>> Begin DATA TO PROCESS

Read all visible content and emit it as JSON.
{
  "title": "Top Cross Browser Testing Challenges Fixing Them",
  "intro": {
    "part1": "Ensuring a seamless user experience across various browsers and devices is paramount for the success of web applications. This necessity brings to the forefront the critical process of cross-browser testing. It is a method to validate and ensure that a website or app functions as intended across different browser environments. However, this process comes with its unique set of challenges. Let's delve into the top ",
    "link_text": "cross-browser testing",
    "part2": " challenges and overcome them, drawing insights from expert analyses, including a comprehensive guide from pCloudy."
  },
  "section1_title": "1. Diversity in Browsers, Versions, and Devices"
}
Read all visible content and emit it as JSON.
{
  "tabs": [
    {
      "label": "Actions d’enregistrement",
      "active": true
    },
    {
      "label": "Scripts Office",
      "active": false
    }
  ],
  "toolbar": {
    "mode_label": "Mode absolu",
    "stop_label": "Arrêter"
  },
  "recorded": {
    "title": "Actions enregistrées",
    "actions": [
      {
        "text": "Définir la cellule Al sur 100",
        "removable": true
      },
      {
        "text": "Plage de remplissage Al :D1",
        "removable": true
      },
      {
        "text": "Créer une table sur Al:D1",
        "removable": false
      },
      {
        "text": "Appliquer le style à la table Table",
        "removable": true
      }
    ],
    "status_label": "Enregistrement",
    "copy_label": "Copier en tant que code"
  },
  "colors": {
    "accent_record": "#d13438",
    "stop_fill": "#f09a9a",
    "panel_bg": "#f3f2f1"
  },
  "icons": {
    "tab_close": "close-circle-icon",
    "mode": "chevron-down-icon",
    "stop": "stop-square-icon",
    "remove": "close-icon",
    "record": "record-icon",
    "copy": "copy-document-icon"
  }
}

>> End DATA TO PROCESS
>> Begin DATA TO PROCESS

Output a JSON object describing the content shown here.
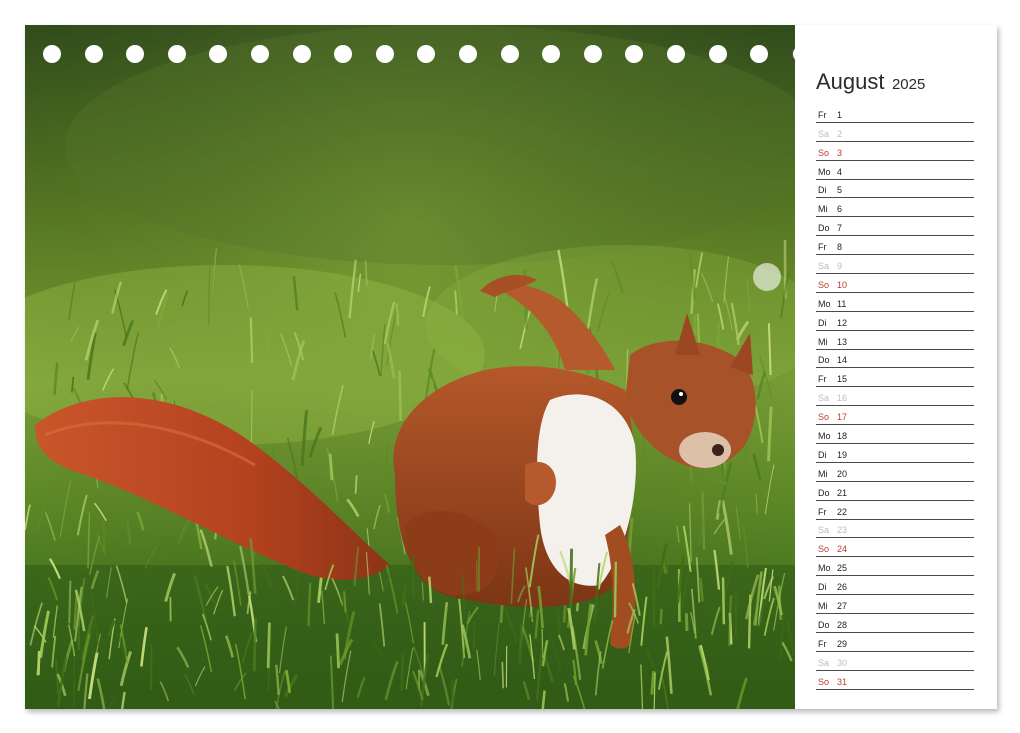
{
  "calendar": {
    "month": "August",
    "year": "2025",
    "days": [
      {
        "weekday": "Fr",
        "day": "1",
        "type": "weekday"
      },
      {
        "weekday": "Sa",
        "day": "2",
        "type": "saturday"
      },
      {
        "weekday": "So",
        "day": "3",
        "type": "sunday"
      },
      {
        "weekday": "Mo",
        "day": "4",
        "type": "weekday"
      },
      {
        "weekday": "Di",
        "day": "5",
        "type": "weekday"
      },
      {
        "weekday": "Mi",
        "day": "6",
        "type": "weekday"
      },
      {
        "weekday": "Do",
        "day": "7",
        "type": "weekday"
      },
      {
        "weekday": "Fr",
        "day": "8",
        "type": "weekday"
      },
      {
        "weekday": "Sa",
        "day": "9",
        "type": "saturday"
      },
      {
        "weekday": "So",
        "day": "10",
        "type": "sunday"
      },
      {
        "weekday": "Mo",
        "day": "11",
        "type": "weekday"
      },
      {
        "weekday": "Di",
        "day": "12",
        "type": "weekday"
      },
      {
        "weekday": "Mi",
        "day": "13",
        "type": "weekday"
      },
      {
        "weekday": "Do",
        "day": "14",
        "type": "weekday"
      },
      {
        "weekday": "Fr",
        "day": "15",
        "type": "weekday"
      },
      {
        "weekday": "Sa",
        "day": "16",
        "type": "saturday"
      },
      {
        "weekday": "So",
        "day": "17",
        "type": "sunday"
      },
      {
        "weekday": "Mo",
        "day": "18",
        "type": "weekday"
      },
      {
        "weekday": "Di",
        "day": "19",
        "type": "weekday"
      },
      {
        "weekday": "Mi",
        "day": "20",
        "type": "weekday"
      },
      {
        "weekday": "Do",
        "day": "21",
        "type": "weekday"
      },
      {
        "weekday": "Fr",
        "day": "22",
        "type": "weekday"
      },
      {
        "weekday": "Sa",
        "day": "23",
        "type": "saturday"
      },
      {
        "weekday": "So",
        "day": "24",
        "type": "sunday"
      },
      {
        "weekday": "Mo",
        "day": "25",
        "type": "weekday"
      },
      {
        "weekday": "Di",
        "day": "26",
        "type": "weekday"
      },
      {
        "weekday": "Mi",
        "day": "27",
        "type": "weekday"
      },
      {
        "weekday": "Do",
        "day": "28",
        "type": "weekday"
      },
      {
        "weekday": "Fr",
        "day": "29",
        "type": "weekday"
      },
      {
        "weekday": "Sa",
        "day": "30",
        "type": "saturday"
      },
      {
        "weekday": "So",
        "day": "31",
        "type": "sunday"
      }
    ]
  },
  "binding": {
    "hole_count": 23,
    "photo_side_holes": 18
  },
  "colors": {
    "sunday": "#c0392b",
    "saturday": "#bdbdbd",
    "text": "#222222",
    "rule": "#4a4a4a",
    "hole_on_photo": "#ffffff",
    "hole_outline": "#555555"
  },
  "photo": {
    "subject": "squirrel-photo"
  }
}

>> End DATA TO PROCESS
>> Begin DATA TO PROCESS

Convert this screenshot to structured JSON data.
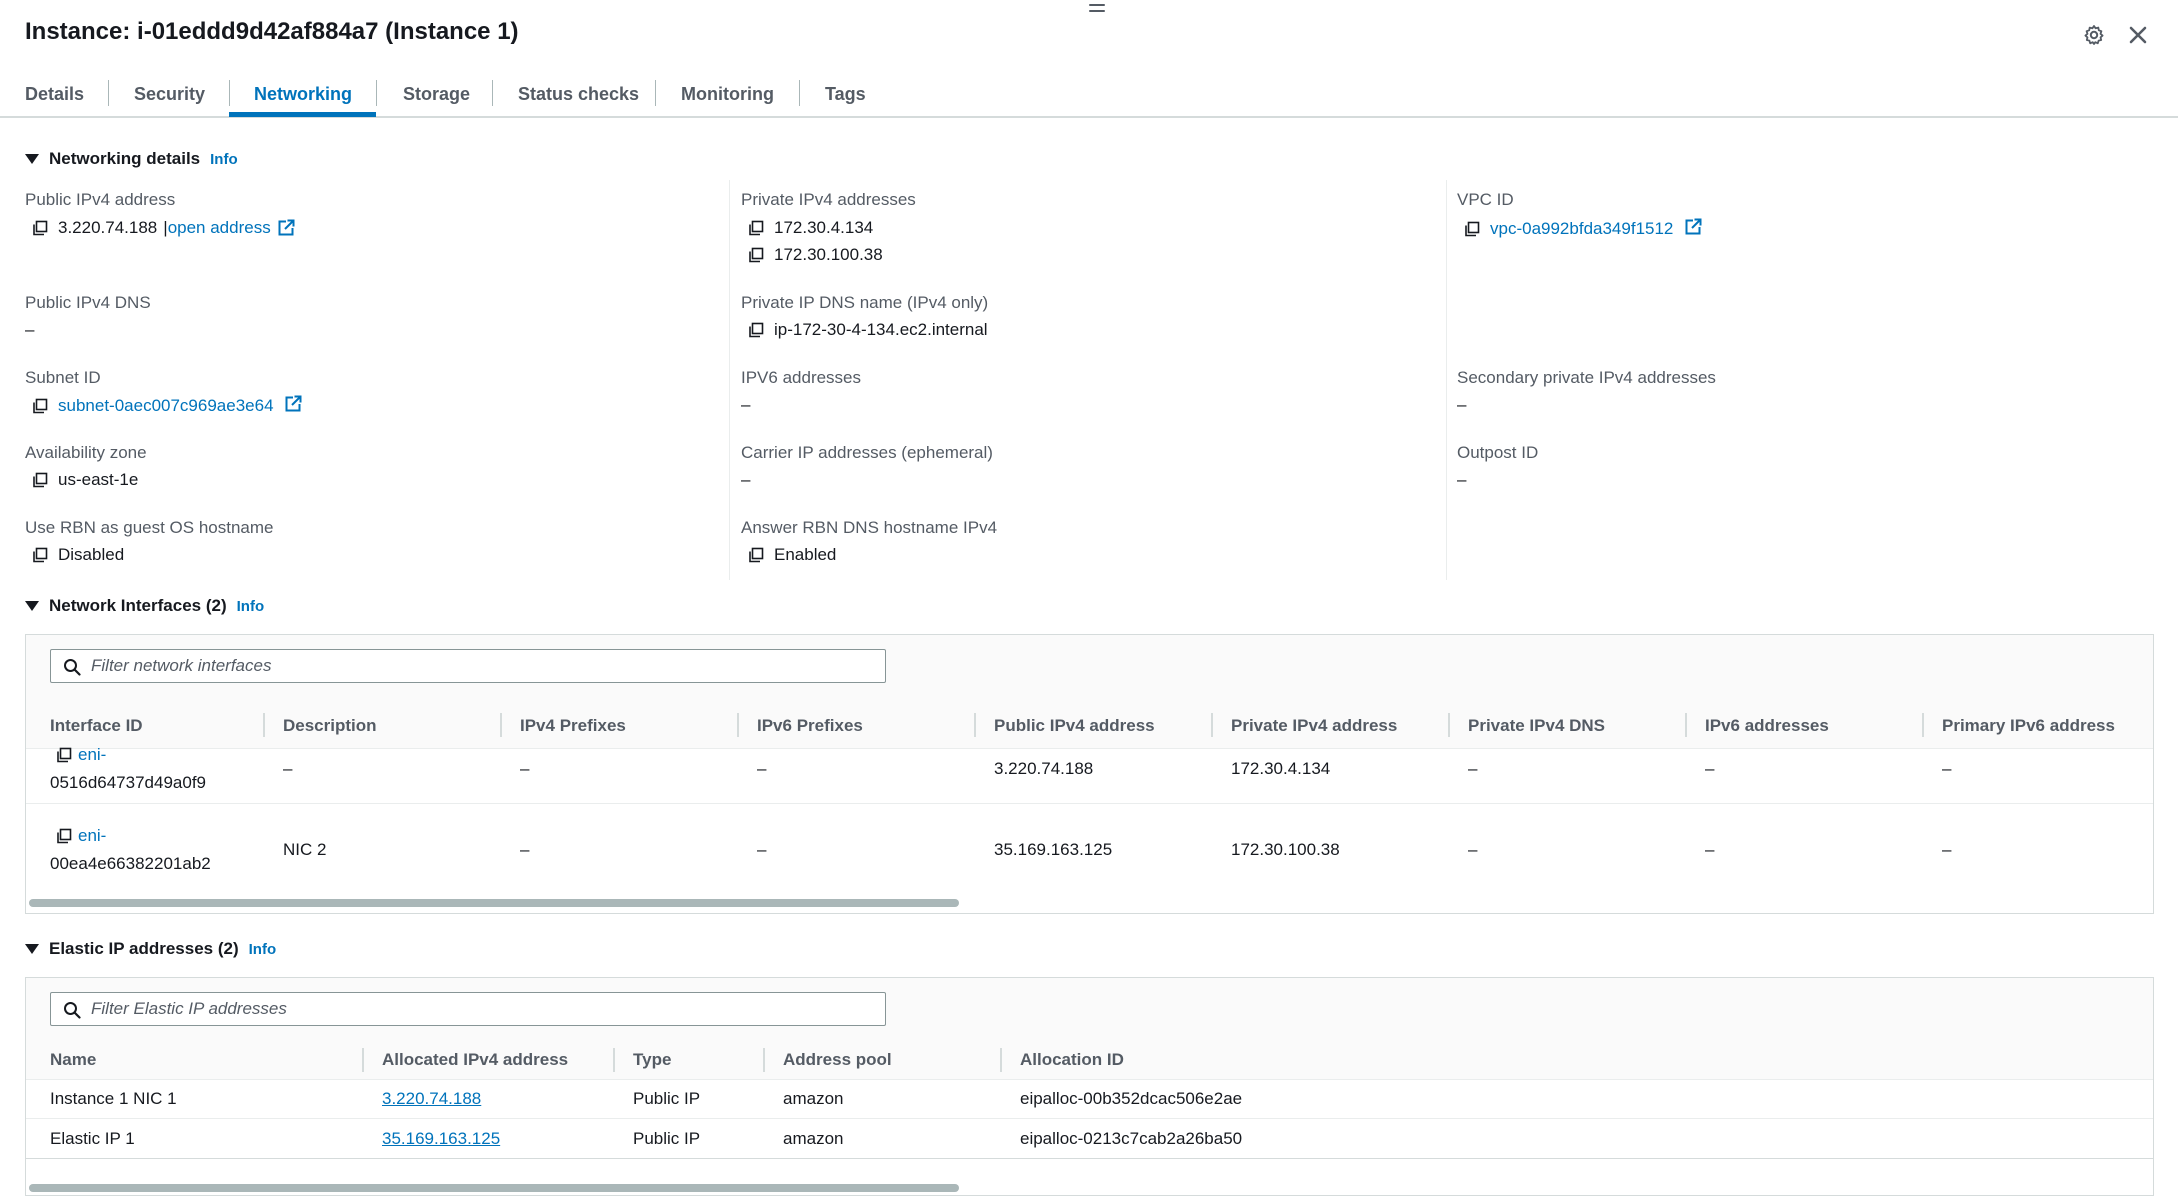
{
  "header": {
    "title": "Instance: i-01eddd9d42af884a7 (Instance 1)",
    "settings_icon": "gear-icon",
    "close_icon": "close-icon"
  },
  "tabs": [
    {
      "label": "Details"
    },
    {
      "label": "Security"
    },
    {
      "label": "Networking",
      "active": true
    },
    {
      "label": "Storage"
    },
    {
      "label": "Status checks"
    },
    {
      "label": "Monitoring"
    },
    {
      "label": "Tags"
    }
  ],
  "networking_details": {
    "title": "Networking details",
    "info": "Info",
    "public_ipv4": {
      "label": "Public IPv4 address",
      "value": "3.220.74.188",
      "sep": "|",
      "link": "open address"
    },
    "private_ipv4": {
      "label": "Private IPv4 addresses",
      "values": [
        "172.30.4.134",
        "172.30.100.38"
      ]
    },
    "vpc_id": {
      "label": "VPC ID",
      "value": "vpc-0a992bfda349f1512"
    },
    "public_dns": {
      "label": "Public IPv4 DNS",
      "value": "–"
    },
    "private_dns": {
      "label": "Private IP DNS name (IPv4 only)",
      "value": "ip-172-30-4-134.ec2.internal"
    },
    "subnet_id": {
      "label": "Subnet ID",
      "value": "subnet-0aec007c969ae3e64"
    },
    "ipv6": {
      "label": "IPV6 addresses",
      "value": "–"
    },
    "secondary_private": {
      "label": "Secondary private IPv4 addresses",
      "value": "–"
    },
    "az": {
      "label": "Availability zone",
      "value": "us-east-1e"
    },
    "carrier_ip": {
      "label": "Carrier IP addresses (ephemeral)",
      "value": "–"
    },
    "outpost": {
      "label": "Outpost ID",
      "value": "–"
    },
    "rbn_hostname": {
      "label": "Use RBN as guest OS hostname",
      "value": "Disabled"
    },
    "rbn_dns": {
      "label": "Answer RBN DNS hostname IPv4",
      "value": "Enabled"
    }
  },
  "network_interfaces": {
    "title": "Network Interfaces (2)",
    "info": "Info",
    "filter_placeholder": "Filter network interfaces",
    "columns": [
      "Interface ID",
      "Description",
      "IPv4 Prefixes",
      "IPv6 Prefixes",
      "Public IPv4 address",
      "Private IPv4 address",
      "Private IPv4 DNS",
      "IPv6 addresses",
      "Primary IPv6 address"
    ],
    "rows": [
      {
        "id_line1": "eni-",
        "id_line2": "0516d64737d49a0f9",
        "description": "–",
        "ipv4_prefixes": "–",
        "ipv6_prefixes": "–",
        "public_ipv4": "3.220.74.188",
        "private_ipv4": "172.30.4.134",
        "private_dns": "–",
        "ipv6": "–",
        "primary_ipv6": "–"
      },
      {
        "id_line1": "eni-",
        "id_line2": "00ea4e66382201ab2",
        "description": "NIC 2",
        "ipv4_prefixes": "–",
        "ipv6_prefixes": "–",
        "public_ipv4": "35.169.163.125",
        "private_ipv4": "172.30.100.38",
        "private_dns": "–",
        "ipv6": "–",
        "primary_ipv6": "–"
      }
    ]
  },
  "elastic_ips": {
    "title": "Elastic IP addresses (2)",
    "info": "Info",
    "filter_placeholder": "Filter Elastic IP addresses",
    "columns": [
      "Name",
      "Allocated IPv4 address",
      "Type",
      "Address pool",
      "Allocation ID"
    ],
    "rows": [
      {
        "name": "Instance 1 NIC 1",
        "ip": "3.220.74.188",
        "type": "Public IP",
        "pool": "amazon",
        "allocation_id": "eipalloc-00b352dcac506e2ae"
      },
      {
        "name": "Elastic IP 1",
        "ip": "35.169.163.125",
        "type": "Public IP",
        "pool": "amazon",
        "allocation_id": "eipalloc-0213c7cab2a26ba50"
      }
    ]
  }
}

>> End DATA TO PROCESS

#### [REQUIREMENT]
Copy, from the material above, each line in which the string "addresses" occurs.

#### [COMPLETE RESPONSE]
      "label": "Private IPv4 addresses",
      "label": "IPV6 addresses",
      "label": "Secondary private IPv4 addresses",
      "label": "Carrier IP addresses (ephemeral)",
      "IPv6 addresses",
    "title": "Elastic IP addresses (2)",
    "filter_placeholder": "Filter Elastic IP addresses",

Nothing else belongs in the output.